- Set problem
Among the entries that follow, tally the lines with the string "Вавилова". Give no more than the number.

- Entries supplied
[Begin]
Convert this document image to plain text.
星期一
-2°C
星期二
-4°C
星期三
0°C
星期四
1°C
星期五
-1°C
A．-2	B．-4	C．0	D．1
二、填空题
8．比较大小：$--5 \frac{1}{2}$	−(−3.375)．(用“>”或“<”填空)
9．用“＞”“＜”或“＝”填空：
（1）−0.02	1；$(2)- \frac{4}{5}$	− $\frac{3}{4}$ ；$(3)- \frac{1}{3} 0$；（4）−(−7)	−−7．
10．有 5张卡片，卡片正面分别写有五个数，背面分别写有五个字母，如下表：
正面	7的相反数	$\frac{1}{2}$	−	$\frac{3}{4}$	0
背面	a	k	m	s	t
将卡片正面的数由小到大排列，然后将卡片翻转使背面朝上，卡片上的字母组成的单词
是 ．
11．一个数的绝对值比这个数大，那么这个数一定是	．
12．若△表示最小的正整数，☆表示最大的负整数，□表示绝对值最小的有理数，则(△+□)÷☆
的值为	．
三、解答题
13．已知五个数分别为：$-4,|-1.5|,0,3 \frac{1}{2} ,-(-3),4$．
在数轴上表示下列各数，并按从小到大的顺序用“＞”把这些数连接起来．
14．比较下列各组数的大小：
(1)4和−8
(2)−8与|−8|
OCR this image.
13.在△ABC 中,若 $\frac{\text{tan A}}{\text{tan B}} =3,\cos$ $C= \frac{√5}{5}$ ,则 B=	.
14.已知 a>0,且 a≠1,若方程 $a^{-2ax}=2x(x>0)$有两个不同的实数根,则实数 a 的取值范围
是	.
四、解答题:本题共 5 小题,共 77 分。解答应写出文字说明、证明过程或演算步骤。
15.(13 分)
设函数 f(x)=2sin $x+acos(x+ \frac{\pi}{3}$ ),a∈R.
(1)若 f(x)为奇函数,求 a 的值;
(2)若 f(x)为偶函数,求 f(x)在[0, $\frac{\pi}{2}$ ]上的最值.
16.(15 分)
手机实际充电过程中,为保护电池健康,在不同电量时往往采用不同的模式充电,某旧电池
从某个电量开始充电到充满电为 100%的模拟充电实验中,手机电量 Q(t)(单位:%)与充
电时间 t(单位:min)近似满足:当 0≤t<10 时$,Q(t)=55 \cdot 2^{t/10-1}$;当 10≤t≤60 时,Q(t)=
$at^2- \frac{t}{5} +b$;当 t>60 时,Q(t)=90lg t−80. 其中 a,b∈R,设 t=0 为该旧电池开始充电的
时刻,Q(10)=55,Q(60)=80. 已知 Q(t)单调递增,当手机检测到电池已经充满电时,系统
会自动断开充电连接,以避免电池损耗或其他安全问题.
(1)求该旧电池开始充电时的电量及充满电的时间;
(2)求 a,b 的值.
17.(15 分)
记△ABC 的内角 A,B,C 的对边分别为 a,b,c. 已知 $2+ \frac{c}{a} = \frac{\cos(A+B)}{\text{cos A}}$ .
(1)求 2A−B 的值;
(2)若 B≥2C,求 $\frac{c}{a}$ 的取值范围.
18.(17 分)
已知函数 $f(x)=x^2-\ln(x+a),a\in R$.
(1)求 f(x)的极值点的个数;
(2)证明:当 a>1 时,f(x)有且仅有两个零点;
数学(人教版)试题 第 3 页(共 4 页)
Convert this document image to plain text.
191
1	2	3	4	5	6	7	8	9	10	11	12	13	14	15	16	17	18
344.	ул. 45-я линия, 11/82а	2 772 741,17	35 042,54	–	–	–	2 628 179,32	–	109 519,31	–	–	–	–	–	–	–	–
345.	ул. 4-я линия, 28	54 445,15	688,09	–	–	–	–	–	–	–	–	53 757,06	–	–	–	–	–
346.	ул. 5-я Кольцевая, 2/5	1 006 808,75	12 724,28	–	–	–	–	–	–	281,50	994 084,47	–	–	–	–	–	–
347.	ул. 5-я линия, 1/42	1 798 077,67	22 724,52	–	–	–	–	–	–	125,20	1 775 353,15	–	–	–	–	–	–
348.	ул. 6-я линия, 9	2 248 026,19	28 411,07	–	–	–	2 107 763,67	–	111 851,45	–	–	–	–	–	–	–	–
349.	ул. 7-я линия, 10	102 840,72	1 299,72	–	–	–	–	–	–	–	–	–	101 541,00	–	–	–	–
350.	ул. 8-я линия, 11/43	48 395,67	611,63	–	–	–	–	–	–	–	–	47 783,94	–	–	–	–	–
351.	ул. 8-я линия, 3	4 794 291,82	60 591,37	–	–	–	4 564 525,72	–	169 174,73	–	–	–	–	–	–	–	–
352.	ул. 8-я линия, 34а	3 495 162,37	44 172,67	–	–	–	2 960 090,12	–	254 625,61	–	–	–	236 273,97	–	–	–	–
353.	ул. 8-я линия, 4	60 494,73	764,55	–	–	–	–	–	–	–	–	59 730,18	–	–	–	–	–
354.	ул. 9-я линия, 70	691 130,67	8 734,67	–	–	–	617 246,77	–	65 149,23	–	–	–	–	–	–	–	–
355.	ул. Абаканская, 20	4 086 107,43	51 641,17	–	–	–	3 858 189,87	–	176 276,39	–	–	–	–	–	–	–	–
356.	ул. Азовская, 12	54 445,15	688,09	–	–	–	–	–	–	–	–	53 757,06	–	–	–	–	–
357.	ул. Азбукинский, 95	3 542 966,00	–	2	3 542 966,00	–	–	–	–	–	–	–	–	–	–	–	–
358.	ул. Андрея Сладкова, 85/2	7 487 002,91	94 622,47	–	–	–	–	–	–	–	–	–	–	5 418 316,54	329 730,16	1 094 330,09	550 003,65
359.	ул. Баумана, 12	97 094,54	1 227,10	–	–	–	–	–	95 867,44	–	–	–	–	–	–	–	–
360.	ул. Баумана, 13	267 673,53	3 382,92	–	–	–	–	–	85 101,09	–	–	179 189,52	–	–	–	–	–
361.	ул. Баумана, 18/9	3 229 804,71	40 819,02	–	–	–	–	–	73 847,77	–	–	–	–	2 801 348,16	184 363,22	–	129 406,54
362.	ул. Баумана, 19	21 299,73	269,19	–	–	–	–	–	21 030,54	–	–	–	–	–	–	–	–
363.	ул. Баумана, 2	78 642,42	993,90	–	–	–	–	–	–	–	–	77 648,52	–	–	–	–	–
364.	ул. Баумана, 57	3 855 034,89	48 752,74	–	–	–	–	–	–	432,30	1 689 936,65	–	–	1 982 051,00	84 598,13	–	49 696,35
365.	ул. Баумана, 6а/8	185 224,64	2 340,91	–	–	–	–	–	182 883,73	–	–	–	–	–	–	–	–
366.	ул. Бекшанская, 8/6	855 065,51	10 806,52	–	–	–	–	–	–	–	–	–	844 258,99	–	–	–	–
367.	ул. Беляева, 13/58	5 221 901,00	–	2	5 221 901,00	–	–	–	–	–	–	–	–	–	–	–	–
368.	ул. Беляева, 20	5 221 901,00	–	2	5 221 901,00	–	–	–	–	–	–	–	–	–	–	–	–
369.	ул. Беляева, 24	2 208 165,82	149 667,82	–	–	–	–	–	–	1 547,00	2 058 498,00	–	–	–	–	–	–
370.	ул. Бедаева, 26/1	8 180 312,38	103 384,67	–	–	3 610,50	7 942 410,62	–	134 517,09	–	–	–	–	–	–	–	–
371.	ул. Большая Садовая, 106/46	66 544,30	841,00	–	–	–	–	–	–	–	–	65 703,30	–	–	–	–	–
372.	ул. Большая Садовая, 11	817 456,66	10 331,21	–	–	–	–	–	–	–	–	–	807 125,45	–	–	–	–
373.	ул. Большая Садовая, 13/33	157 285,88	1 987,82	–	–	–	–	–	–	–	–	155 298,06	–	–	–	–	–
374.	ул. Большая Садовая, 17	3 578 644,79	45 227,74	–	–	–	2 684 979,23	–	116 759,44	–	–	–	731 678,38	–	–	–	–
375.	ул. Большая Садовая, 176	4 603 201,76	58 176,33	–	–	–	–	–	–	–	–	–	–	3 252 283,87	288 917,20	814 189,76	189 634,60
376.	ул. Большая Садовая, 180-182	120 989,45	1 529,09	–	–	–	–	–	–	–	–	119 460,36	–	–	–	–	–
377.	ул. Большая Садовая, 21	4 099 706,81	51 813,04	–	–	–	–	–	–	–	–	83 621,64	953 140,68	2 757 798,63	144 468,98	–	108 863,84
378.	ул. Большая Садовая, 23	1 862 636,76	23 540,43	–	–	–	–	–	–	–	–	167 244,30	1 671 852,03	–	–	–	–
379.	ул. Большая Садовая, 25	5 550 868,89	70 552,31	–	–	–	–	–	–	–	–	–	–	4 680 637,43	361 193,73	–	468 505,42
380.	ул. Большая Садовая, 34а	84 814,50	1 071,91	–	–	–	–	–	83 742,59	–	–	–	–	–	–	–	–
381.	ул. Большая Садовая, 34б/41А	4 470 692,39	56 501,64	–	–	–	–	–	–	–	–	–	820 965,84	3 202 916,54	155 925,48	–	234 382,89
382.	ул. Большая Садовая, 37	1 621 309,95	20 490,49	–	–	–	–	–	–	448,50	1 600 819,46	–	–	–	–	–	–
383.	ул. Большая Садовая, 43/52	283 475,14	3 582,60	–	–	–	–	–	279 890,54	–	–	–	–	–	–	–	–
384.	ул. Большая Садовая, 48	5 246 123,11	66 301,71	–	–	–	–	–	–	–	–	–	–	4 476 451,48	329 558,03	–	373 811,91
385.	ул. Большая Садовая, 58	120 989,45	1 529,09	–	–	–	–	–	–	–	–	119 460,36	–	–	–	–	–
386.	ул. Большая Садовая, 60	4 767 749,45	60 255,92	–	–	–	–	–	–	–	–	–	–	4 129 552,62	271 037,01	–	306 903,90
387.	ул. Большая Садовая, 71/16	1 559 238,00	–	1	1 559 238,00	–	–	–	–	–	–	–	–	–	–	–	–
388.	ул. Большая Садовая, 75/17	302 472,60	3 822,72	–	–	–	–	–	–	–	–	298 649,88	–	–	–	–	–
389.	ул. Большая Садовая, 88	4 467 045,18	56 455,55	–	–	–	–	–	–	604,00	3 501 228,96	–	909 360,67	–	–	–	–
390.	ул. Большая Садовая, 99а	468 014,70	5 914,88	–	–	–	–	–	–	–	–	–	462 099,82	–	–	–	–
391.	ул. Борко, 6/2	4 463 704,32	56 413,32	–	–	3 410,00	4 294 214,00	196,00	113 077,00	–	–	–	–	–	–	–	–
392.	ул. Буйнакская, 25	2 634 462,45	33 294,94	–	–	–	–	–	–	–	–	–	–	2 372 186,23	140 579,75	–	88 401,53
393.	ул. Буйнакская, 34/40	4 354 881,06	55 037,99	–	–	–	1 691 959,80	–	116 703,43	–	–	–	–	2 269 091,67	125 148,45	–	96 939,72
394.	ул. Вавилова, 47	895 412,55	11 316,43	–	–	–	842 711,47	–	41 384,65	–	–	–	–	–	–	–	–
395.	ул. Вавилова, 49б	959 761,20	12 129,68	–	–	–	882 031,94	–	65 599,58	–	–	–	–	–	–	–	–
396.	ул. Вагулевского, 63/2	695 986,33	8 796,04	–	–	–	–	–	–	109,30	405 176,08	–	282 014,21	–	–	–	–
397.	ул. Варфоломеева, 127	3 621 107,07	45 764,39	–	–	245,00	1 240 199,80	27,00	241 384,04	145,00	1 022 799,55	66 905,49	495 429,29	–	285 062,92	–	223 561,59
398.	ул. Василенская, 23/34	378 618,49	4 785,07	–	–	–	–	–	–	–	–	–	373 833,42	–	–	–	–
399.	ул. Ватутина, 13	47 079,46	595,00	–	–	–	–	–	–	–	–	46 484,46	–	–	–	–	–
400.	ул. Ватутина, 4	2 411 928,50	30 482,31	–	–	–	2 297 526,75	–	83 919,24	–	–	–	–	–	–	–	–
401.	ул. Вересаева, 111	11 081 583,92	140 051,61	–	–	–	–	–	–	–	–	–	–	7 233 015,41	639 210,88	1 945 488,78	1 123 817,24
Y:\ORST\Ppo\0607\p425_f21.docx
[End]
- Reply to the task
2